__EXERCISE AIM__. From the listing below, pull out all lines with "xlabel" in them.

:::

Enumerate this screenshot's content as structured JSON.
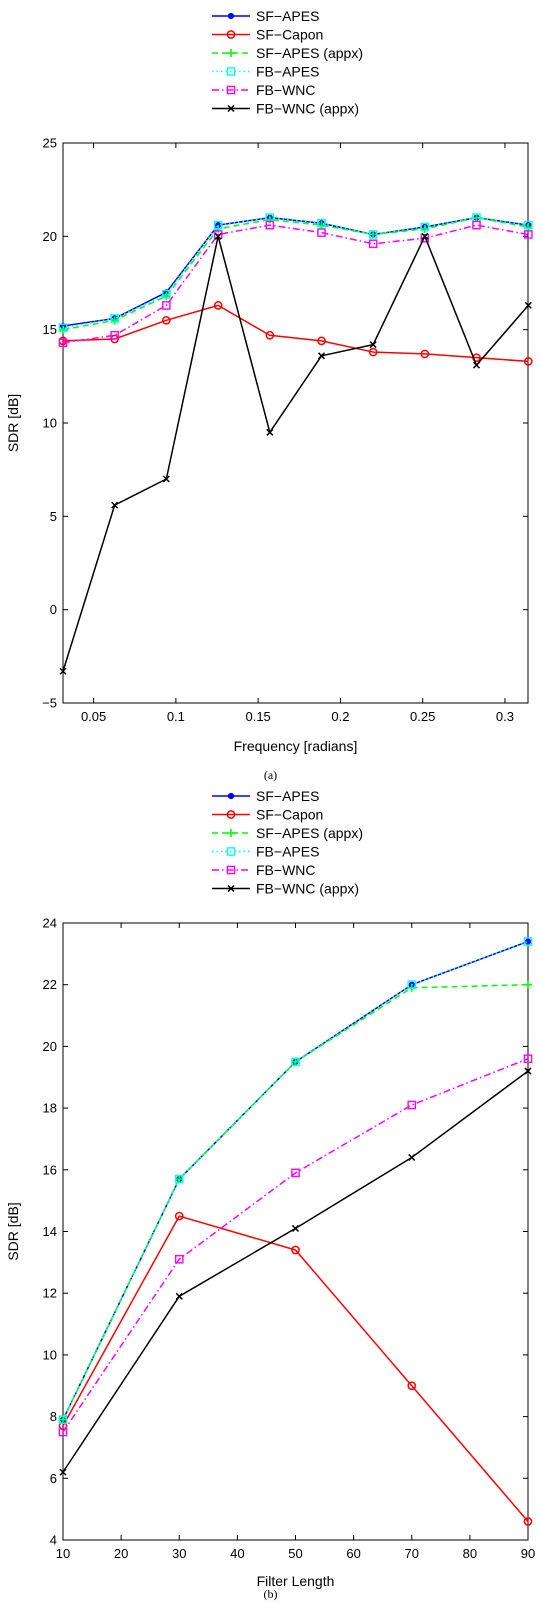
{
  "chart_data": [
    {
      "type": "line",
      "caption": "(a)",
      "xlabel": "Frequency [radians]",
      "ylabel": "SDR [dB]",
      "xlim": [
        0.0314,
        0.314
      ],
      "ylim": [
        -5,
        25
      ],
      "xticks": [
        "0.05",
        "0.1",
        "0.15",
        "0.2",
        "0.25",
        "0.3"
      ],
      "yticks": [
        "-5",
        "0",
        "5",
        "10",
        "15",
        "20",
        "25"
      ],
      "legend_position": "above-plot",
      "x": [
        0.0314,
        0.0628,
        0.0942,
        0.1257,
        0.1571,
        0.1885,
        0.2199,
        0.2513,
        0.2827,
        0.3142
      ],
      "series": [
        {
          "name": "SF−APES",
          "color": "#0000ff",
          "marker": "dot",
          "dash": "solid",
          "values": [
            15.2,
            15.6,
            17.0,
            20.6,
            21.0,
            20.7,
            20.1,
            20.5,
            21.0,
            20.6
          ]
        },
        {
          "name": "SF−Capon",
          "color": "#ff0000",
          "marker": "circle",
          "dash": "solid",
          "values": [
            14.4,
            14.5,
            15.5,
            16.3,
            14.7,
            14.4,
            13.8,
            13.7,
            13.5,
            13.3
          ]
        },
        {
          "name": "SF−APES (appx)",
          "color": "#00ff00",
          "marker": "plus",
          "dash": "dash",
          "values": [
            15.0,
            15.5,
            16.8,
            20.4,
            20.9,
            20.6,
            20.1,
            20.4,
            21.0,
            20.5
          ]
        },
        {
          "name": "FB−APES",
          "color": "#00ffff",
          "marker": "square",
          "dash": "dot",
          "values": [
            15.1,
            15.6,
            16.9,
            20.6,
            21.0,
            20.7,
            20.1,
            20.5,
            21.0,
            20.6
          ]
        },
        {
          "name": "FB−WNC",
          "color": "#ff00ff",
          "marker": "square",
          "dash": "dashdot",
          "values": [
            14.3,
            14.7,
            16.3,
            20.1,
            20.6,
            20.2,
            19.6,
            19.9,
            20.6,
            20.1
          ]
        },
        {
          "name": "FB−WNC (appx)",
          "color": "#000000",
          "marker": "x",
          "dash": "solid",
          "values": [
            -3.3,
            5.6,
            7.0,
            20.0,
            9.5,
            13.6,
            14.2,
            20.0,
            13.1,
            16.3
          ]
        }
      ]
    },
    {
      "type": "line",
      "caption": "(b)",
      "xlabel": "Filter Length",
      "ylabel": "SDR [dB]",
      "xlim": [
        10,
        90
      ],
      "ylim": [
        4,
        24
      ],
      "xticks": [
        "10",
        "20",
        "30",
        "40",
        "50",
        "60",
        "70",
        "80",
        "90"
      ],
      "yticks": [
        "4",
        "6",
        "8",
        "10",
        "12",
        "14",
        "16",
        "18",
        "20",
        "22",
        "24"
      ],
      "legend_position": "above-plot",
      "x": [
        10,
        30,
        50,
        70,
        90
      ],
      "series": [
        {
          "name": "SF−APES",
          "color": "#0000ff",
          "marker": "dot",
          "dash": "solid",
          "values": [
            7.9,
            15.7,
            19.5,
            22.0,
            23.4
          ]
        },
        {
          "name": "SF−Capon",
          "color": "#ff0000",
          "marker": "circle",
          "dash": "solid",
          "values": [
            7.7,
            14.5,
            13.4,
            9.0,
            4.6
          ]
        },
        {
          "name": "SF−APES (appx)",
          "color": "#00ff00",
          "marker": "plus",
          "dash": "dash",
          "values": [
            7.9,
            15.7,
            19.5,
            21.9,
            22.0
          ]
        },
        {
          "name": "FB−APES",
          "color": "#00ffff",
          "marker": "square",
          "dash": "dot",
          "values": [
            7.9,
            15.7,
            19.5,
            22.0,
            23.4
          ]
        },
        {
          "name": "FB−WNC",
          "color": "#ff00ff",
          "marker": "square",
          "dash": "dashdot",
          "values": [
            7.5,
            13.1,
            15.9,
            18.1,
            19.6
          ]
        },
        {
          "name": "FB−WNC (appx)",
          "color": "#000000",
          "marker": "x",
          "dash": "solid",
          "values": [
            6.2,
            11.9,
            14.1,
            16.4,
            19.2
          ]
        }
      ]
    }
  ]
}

:::

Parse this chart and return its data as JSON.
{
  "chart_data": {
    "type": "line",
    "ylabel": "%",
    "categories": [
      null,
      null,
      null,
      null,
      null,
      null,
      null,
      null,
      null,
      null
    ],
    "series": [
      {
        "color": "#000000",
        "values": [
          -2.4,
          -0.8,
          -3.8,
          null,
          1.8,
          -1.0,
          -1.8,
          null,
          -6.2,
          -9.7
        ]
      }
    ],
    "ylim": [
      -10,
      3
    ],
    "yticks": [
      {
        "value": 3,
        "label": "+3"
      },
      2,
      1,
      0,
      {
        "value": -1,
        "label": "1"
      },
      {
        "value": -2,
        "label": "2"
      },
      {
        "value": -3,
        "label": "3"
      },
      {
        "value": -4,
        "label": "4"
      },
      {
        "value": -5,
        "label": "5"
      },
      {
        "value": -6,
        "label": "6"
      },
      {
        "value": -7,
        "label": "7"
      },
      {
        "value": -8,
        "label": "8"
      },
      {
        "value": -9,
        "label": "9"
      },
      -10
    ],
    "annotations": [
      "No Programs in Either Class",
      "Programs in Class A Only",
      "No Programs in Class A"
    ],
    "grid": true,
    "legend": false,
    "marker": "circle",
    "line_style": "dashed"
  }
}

:::

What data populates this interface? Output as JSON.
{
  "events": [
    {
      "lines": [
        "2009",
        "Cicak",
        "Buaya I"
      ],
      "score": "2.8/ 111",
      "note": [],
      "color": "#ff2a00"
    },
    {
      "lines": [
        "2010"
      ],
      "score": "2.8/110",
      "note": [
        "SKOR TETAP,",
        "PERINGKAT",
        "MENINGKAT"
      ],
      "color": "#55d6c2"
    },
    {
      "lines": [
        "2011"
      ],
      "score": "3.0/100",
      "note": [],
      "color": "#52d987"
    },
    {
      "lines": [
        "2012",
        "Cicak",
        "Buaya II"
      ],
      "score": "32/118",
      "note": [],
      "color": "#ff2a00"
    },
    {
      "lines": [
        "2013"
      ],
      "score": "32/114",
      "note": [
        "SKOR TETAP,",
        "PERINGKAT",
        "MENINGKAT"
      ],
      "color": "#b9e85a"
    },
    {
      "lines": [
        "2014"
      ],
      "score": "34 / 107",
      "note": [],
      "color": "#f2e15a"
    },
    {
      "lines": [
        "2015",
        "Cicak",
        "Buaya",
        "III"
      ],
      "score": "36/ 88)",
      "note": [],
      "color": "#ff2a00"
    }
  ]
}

:::

__RESPONSE FOR THIS EXERCISE__.
      "xlabel": "Frequency [radians]",
      "xlabel": "Filter Length",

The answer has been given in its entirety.